* _Objective_: Count each line below that has "nagraniu" anywhere in it. Answer with the total alone.

* _Records supplied_:

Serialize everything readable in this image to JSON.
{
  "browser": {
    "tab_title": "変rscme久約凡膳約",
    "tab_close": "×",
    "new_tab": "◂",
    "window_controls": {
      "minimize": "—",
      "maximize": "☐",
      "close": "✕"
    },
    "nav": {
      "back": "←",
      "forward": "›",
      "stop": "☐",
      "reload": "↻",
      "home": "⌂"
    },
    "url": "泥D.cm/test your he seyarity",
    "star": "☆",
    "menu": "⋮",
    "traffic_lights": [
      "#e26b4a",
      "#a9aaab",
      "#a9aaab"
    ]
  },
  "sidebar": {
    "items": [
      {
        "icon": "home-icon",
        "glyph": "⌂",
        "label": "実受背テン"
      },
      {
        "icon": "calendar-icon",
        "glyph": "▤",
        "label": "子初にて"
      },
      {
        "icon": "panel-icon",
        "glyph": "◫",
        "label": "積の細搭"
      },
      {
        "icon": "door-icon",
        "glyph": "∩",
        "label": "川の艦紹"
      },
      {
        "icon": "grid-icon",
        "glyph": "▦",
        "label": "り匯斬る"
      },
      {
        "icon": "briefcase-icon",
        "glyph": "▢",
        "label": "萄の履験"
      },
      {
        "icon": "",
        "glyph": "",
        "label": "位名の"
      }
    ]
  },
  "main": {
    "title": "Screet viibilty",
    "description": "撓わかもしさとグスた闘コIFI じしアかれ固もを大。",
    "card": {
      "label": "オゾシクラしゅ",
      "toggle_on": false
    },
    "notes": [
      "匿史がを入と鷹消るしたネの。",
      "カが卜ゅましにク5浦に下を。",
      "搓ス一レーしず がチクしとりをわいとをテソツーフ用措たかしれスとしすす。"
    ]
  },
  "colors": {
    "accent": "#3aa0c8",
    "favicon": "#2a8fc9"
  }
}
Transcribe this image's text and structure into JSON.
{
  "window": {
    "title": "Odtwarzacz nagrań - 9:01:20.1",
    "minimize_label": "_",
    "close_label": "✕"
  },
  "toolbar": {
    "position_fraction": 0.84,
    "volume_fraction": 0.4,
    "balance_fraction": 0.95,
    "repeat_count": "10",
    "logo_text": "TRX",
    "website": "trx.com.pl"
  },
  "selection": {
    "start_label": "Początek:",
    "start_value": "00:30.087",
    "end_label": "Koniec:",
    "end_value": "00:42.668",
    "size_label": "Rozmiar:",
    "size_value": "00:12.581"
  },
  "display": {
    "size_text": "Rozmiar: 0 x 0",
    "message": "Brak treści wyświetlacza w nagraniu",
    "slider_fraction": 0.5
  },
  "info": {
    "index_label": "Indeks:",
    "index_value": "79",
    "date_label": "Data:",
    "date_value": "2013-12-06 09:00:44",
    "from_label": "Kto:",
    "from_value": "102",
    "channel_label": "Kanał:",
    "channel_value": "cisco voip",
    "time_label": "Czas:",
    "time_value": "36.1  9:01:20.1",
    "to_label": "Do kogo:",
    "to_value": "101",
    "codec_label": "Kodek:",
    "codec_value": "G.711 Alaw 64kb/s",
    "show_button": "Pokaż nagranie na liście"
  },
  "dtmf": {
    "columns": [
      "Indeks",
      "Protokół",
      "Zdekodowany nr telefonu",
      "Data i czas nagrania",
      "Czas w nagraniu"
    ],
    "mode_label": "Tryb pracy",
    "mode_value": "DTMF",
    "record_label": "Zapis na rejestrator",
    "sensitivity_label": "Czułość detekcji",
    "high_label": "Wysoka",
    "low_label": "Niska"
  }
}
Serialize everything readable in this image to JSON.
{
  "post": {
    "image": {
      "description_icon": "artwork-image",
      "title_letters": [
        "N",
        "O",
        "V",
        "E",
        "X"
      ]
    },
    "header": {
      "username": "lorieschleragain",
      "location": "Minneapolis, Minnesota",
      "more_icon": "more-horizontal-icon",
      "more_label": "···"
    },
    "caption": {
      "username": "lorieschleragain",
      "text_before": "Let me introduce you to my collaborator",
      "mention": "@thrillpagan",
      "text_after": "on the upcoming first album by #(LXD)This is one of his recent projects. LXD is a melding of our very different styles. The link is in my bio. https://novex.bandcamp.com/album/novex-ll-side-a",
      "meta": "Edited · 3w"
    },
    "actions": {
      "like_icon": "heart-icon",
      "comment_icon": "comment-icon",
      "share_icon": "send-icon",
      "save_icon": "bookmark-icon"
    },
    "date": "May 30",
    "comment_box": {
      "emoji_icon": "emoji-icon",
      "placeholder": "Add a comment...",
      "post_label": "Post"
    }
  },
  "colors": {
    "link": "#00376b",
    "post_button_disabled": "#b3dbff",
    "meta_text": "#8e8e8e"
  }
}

* _Result below_: 2